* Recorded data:
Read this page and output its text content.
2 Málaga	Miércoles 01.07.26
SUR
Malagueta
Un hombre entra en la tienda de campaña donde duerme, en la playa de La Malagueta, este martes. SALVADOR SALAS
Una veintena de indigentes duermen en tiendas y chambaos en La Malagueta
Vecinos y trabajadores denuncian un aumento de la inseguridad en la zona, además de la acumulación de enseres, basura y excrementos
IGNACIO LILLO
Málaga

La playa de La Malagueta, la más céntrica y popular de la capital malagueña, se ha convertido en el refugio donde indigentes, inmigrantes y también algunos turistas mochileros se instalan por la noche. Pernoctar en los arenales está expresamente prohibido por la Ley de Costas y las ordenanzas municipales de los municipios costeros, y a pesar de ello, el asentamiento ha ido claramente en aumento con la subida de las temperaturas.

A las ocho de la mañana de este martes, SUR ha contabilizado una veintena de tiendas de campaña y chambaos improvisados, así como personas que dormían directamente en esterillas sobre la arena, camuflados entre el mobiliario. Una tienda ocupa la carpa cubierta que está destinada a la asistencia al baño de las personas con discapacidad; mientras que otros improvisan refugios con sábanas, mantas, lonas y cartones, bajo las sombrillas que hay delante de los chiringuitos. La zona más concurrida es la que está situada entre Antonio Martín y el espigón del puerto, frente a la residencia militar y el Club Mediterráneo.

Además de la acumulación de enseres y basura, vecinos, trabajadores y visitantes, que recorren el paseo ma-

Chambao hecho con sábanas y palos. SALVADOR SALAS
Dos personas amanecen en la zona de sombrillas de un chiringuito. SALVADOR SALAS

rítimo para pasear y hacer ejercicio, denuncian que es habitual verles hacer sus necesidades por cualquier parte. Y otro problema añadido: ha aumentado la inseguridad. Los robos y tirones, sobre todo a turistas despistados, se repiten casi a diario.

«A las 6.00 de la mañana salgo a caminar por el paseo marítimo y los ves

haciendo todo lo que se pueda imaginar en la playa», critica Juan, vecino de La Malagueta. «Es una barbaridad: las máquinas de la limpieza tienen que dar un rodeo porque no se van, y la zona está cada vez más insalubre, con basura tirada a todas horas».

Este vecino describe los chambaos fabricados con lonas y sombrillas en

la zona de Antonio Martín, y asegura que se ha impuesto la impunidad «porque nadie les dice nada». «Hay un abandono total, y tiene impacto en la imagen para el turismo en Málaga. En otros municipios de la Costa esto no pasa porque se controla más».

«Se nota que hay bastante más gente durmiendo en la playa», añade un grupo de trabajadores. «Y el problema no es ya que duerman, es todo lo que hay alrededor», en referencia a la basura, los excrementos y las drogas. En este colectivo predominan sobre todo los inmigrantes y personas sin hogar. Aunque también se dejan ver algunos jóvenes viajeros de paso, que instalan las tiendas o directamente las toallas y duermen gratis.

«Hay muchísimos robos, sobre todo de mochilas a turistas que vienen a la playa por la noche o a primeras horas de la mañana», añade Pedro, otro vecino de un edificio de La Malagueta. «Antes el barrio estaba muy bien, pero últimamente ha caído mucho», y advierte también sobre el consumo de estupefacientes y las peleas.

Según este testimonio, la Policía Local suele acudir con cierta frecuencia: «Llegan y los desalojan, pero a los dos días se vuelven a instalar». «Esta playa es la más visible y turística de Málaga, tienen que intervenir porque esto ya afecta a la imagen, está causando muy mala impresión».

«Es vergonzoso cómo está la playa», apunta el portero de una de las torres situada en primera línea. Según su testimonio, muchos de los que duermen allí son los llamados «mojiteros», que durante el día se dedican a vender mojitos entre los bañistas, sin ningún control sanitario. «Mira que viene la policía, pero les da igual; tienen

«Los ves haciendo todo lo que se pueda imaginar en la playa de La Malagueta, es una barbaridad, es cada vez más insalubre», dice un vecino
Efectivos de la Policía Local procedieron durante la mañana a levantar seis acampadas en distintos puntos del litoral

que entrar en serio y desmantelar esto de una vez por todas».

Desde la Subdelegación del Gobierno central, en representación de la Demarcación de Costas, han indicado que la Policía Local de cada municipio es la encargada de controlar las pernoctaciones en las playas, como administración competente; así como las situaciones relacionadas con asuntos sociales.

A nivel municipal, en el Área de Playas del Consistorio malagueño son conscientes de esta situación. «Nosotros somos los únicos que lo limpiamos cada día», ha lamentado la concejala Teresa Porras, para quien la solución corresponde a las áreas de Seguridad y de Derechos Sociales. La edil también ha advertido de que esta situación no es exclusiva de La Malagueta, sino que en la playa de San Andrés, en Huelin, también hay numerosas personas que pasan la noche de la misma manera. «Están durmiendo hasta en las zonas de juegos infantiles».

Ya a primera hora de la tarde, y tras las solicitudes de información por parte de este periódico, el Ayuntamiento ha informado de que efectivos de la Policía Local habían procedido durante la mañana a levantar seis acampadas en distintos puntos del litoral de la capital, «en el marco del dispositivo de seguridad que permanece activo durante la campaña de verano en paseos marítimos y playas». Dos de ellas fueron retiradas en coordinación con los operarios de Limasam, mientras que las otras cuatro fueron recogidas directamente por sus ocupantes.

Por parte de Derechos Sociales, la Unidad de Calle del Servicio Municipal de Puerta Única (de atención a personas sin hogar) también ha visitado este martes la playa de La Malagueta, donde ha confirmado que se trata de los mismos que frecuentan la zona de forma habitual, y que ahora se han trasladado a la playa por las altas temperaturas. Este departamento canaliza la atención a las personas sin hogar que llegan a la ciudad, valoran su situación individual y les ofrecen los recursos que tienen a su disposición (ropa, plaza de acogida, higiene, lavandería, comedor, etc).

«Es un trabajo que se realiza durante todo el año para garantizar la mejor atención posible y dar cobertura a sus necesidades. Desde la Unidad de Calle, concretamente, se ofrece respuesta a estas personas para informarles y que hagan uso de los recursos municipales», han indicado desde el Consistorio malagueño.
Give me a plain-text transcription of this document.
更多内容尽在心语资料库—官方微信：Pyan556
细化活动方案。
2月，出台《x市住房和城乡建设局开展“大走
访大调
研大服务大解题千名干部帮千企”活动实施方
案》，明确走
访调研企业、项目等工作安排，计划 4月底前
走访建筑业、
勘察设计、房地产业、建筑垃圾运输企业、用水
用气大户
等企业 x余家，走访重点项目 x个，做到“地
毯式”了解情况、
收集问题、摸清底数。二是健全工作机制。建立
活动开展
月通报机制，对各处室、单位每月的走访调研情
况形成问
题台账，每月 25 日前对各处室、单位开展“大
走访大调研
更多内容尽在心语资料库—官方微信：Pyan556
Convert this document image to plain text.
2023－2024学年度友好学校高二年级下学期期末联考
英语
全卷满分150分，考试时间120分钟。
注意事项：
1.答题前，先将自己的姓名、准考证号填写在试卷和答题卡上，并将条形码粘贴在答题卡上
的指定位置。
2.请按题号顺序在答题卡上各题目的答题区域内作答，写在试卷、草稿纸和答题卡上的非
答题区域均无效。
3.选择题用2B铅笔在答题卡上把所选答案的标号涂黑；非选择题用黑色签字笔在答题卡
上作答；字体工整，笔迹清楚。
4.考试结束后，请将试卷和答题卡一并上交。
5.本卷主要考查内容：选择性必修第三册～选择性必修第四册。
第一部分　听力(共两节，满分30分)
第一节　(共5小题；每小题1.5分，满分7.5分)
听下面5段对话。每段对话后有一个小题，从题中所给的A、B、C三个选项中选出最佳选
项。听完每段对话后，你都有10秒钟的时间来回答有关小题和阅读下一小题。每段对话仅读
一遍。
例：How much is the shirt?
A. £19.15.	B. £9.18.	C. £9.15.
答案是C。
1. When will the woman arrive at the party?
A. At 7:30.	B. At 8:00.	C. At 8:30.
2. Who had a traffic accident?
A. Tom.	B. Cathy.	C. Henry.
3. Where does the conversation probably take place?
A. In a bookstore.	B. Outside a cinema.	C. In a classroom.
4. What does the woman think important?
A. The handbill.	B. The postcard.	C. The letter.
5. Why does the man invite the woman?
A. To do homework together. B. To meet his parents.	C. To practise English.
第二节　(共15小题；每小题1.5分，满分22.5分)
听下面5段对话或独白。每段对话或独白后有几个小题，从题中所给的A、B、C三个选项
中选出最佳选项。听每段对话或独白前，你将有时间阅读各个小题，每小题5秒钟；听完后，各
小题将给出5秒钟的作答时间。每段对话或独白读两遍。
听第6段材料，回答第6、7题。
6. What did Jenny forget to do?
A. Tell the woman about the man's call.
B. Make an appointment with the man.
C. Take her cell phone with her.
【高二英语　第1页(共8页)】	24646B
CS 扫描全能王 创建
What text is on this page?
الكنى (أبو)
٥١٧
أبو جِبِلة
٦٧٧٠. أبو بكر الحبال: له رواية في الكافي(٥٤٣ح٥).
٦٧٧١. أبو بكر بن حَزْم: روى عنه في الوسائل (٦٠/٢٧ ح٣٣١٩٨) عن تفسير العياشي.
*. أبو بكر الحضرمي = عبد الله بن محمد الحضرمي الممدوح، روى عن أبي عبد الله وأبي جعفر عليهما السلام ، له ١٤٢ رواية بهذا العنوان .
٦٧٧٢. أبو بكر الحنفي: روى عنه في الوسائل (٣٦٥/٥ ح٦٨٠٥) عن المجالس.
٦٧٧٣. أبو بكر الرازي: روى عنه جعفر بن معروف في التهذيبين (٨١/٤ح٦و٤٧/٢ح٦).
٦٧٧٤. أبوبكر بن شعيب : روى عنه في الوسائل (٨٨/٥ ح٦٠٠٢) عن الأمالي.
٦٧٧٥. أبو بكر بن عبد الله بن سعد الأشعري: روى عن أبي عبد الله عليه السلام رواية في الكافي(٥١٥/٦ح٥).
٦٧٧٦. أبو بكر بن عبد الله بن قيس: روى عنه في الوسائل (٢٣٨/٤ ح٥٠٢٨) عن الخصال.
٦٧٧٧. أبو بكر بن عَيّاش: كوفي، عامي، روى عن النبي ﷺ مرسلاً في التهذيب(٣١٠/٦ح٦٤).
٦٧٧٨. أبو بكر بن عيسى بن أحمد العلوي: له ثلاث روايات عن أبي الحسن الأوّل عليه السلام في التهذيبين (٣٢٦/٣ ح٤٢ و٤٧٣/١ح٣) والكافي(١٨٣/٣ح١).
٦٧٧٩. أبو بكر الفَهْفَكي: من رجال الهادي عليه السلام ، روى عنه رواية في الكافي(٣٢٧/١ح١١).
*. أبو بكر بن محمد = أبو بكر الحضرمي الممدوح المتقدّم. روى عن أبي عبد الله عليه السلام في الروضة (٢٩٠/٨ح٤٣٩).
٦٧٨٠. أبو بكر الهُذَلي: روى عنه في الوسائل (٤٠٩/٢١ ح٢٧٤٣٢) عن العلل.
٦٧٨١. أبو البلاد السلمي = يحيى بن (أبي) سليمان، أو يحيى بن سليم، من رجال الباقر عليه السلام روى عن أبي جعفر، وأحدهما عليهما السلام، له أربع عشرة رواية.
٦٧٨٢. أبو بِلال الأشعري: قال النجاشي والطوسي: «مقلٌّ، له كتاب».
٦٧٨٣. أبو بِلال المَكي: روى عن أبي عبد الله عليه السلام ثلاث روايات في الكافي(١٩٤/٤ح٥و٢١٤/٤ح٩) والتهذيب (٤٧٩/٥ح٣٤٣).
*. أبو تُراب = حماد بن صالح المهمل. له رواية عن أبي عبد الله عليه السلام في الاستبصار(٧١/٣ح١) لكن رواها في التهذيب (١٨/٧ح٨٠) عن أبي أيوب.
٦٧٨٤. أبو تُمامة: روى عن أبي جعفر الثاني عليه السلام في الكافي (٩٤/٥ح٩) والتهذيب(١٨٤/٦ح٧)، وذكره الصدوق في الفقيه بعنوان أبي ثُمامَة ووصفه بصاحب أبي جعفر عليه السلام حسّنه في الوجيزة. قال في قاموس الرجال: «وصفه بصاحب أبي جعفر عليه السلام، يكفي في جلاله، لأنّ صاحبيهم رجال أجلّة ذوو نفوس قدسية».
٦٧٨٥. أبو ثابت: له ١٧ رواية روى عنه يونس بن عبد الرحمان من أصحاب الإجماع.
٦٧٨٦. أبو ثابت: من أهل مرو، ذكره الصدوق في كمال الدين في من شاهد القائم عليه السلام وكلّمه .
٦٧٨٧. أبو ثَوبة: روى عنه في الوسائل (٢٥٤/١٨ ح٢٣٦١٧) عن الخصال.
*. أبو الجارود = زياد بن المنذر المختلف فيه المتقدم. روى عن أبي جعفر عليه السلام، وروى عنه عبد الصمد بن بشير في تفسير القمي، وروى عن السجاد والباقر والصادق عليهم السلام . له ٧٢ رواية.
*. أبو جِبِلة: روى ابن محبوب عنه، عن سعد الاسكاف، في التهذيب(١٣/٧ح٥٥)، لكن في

* WHAT IS BEING ASKED:
Search the entries for the word "Local" and pick out every line that holds it.

* SOLUTION TO THIS EXERCISE:
Según este testimonio, la Policía Local suele acudir con cierta frecuencia: «Llegan y los desalojan, pero a los dos días se vuelven a instalar». «Esta playa es la más visible y turística de Málaga, tienen que intervenir porque esto ya afecta a la imagen, está causando muy mala impresión».
Efectivos de la Policía Local procedieron durante la mañana a levantar seis acampadas en distintos puntos del litoral
Desde la Subdelegación del Gobierno central, en representación de la Demarcación de Costas, han indicado que la Policía Local de cada municipio es la encargada de controlar las pernoctaciones en las playas, como administración competente; así como las situaciones relacionadas con asuntos sociales.
Ya a primera hora de la tarde, y tras las solicitudes de información por parte de este periódico, el Ayuntamiento ha informado de que efectivos de la Policía Local habían procedido durante la mañana a levantar seis acampadas en distintos puntos del litoral de la capital, «en el marco del dispositivo de seguridad que permanece activo durante la campaña de verano en paseos marítimos y playas». Dos de ellas fueron retiradas en coordinación con los operarios de Limasam, mientras que las otras cuatro fueron recogidas directamente por sus ocupantes.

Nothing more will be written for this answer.